Tally every line of the listing below that holds "Revelation", then give the tally alone.

DATA SHOWN:
-- Begin --

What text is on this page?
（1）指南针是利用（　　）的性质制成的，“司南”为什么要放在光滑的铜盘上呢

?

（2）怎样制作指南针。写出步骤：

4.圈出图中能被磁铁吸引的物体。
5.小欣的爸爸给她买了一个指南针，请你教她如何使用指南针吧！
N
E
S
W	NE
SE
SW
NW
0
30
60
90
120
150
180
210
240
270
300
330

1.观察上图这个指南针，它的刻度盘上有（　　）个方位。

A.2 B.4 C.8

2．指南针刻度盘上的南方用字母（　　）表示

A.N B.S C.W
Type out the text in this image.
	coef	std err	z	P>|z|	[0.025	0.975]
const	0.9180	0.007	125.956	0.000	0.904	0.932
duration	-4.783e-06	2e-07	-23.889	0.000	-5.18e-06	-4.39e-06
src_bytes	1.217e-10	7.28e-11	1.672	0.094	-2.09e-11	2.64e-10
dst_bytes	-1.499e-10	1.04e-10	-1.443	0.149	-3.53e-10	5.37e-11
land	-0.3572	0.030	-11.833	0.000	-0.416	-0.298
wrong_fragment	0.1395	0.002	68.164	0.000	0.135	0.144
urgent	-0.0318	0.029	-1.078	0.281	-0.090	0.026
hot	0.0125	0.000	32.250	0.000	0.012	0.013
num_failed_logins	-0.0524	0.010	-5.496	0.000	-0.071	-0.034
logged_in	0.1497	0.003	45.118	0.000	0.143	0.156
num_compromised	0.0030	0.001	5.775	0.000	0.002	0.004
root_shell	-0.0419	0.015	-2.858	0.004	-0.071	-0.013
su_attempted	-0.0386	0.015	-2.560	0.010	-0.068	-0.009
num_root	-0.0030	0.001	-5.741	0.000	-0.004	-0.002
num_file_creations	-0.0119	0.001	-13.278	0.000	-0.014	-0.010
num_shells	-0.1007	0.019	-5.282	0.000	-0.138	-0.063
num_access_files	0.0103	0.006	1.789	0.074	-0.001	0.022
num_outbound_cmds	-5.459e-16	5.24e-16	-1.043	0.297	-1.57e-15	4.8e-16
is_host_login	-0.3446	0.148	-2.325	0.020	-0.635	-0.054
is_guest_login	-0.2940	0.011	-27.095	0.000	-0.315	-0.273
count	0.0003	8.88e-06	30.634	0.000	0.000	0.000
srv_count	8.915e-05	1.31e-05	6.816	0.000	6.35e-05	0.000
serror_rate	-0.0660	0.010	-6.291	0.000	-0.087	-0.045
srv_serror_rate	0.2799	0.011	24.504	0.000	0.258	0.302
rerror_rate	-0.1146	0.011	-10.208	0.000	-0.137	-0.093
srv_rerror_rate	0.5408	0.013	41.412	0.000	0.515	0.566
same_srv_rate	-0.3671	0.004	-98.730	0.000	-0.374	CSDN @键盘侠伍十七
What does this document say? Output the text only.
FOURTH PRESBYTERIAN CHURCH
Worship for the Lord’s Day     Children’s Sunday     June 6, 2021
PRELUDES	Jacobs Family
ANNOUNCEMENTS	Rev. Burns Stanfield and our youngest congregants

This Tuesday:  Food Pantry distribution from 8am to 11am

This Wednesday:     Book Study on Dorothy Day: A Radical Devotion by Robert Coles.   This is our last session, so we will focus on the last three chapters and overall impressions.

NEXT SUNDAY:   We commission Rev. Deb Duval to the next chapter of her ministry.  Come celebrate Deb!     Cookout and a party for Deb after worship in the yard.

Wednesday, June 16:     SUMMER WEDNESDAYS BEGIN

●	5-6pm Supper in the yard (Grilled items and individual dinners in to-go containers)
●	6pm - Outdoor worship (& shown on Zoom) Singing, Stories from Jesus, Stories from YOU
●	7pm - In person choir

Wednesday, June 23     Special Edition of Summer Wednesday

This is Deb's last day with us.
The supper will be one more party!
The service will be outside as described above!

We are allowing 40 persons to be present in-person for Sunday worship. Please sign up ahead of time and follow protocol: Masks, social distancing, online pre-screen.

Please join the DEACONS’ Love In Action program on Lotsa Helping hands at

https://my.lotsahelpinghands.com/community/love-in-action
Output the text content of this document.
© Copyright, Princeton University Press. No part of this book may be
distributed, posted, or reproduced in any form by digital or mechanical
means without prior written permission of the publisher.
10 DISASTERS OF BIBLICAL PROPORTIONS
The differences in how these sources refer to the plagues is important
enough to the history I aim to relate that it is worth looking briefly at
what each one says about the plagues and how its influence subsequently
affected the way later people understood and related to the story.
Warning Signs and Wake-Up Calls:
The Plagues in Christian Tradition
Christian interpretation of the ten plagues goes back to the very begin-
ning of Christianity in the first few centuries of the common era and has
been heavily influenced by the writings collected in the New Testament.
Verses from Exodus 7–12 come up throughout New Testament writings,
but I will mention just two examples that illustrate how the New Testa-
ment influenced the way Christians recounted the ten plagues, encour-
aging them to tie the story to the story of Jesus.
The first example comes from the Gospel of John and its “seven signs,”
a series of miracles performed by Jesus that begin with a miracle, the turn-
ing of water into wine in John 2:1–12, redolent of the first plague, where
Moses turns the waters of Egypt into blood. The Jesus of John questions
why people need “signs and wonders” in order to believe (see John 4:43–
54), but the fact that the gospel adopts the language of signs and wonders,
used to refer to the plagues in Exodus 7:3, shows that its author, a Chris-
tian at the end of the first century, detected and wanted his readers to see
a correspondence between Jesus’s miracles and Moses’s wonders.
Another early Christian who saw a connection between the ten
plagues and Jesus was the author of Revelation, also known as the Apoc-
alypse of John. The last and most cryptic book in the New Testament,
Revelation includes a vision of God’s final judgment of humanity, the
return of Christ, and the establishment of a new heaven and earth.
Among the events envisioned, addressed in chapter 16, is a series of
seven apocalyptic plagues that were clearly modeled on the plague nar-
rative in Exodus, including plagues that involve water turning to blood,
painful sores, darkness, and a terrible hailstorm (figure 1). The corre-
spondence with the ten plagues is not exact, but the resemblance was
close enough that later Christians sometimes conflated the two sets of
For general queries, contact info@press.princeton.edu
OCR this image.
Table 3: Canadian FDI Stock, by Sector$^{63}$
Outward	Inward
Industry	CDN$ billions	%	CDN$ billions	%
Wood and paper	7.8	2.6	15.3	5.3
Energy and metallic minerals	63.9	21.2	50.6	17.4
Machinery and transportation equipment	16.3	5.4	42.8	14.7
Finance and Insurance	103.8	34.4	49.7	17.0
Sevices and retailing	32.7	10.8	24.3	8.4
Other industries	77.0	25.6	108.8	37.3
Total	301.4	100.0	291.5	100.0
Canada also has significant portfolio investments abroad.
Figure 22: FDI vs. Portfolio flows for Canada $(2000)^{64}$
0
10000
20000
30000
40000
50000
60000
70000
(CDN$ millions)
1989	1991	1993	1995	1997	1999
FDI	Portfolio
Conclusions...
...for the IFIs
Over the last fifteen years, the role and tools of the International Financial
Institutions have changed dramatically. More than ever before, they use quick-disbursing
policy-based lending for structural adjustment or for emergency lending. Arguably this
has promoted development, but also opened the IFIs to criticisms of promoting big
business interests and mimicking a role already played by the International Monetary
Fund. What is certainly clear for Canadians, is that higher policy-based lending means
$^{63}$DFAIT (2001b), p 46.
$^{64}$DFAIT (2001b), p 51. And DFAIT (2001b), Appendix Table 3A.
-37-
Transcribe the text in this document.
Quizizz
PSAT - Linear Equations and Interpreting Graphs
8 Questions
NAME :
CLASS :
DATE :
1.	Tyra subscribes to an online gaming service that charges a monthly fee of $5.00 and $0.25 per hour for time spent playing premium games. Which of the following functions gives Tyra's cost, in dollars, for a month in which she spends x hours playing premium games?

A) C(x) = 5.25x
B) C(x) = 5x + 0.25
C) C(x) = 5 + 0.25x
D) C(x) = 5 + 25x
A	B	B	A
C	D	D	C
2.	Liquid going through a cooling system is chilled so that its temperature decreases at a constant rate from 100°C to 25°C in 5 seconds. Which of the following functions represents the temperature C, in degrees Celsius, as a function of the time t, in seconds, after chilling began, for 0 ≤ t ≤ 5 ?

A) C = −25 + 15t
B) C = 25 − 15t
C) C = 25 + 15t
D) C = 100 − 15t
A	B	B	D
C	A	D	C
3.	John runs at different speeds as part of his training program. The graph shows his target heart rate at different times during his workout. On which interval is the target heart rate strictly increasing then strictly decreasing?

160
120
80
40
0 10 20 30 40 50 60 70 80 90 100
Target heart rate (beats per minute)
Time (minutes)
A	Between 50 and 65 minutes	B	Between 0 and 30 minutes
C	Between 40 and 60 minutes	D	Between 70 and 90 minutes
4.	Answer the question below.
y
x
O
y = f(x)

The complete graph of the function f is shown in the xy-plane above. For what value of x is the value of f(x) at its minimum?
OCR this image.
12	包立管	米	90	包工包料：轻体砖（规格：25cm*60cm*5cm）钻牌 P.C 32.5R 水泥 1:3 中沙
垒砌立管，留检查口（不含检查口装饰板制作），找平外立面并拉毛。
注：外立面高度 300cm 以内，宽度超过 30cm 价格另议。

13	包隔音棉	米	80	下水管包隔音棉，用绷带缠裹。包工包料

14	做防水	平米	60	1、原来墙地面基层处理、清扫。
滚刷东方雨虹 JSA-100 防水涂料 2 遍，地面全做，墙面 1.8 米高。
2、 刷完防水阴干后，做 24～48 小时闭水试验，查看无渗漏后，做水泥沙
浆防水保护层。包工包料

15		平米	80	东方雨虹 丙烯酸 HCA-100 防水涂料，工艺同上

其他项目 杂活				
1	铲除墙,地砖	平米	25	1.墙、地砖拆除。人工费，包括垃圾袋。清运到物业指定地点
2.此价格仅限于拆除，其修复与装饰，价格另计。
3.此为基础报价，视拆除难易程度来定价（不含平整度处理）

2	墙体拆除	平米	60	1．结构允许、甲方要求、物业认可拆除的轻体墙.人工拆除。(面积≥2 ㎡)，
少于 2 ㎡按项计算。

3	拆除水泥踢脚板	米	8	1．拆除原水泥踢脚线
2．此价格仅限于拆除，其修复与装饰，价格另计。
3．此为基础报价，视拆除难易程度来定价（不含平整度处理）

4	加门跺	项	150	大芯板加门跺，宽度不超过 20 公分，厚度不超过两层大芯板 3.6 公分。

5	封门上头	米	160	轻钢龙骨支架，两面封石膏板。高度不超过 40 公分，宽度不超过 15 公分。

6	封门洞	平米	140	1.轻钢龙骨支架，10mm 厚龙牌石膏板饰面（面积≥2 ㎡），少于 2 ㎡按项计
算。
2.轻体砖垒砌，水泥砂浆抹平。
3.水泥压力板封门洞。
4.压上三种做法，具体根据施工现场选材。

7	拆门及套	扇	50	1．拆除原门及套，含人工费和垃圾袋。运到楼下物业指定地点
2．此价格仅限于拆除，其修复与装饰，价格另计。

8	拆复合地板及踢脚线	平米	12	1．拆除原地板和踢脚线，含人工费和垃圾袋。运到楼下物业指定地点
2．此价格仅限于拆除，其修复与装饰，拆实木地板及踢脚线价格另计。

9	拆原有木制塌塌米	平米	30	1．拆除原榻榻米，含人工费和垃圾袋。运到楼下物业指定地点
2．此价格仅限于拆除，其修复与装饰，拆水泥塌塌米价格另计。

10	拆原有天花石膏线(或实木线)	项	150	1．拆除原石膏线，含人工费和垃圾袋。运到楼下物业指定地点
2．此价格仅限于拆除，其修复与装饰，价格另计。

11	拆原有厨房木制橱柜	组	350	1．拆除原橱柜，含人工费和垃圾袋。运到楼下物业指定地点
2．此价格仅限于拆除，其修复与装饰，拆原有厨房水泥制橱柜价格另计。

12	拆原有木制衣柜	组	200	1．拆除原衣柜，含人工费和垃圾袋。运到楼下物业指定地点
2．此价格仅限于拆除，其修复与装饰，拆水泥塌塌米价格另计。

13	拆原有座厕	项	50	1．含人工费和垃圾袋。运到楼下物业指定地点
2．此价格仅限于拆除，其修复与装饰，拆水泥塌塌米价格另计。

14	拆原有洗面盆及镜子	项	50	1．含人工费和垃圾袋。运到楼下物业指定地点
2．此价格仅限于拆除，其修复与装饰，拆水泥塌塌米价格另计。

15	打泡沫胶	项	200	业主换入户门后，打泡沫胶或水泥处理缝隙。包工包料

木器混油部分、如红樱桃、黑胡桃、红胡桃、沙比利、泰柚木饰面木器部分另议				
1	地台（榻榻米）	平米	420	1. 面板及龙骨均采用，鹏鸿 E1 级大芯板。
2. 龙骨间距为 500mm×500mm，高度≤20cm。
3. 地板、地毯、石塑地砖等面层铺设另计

-- End --

RESULT OF THIS TASK:
2